+++ Excerpt

SECURITIES AND EXCHANGE COMMISSION

Washington, D.C. 20549

 

FORM 8-K

 

CURRENT REPORT

Pursuant to Section 13 or 15(d) of the Securities Exchange Act of 1934

 

Date of Report (Date of earliest event reported): October 19, 2015

 

MyECheck, Inc.

(Exact name of registrant as specified in its charter)

 

Wyoming 000-55296 20-1884354
(State or other jurisdiction of incorporation) (Commission File Number) (IRS Employer Identification No.)

 

2600 E. Bidwell Street, Suite 190, Folsom, California 95630

(Address of principal executive offices) (Zip Code)

 

Registrant's telephone number, including area code: (844) 693-2432

 

n/a

(Former name or former address, if changed since last report)

 

Check the appropriate box below if the Form 8-K filing is intended to simultaneously satisfy the filing obligation of the registrant under any of the following provisions (see General Instruction A.2. below):

 

¨ Written communications pursuant to Rule 425 under the Securities Act (17 CFR 230.425)

 

¨ Soliciting material pursuant to Rule 14a-12 under the Exchange Act (17 CFR 240.14a-12)

 

¨ Pre-commencement communications pursuant to Rule 14d-2(b) under the Exchange Act (17 CFR 240.14d-2(b))

 

¨ Pre-commencement communications pursuant to Rule 13e-4(c) under the Exchange Act (17 CFR 240.13e-4(c))

++++++
+++ Supplied records

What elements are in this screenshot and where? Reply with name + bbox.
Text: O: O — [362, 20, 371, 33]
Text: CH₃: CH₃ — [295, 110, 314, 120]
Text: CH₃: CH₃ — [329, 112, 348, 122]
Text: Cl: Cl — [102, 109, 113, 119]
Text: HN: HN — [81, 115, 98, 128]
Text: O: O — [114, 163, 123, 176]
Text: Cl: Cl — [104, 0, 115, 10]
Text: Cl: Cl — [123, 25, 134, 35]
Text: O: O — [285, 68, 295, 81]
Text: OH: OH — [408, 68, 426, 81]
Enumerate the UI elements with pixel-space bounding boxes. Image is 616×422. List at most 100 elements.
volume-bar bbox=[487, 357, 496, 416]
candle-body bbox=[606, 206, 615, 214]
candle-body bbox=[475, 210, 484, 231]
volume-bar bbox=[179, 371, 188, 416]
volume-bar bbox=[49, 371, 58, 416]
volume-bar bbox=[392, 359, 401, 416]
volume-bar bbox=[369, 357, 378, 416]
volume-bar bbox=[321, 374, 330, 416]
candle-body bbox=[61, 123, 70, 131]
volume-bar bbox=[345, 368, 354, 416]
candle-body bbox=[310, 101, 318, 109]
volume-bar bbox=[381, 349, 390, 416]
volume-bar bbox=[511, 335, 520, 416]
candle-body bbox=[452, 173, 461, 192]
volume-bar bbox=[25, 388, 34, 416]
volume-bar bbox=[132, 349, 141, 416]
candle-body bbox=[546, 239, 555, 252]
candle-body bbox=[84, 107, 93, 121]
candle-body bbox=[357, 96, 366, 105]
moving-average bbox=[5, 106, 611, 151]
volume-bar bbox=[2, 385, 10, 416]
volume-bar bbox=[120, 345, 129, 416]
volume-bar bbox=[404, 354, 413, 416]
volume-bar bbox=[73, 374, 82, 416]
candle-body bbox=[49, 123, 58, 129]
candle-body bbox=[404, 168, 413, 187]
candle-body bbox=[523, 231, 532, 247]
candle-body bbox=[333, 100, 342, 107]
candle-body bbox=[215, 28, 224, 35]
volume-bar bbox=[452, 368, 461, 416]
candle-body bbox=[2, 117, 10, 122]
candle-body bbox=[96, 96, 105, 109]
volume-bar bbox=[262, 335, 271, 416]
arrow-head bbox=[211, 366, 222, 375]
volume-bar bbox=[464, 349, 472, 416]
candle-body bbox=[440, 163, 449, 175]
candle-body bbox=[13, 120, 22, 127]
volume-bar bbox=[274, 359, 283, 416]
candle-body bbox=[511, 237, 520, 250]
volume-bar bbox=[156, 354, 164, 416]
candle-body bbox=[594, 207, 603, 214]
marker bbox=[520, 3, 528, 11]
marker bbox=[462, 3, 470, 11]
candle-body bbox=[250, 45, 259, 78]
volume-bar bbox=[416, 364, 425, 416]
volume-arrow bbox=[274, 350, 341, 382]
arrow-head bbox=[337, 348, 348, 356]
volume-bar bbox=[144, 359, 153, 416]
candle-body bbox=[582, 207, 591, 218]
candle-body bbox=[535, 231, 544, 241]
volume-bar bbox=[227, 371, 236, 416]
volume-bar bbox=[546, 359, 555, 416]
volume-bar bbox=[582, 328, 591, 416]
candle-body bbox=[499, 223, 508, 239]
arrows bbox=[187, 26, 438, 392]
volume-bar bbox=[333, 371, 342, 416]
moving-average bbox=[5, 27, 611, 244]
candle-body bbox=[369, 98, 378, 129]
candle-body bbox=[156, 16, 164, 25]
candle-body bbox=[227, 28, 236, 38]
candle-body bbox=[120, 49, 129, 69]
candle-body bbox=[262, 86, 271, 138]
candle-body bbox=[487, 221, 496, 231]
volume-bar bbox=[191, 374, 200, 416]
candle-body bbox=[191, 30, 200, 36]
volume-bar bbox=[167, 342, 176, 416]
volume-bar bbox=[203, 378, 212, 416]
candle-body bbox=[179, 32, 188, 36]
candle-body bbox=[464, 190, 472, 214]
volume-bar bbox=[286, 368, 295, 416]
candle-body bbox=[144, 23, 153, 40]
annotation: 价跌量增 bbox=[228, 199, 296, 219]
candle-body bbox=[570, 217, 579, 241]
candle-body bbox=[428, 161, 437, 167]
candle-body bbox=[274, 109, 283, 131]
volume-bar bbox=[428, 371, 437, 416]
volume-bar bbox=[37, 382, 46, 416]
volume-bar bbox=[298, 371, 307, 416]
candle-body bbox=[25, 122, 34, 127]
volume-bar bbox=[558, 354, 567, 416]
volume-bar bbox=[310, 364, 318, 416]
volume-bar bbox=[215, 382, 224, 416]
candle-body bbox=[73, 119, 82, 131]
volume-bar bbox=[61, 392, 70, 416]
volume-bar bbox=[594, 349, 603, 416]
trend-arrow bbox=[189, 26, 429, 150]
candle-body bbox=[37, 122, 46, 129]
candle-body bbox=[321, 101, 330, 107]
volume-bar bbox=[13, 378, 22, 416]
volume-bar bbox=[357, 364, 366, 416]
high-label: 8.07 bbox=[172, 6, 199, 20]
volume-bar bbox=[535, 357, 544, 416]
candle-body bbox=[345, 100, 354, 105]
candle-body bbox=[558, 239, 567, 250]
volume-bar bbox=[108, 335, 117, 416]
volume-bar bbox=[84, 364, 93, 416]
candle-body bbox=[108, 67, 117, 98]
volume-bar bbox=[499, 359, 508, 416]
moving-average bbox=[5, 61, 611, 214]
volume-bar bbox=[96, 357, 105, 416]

++++++

**Exercise requirements**:
[A] According to the Form 8-K cover page, in which state or jurisdiction is MyECheck, Inc. incorporated?
[B] Rewrite the part of the Form 8-K cover page that begins at the words "(Exact name of" and stops after "Employer Identification No.)", putting "SEC File Number" in place of "Commission File Number".

**Exercise responses**:
[A] Wyoming

[B]
(Exact name of registrant as specified in its charter)

 

Wyoming 000-55296 20-1884354
(State or other jurisdiction of incorporation) (SEC File Number) (IRS Employer Identification No.)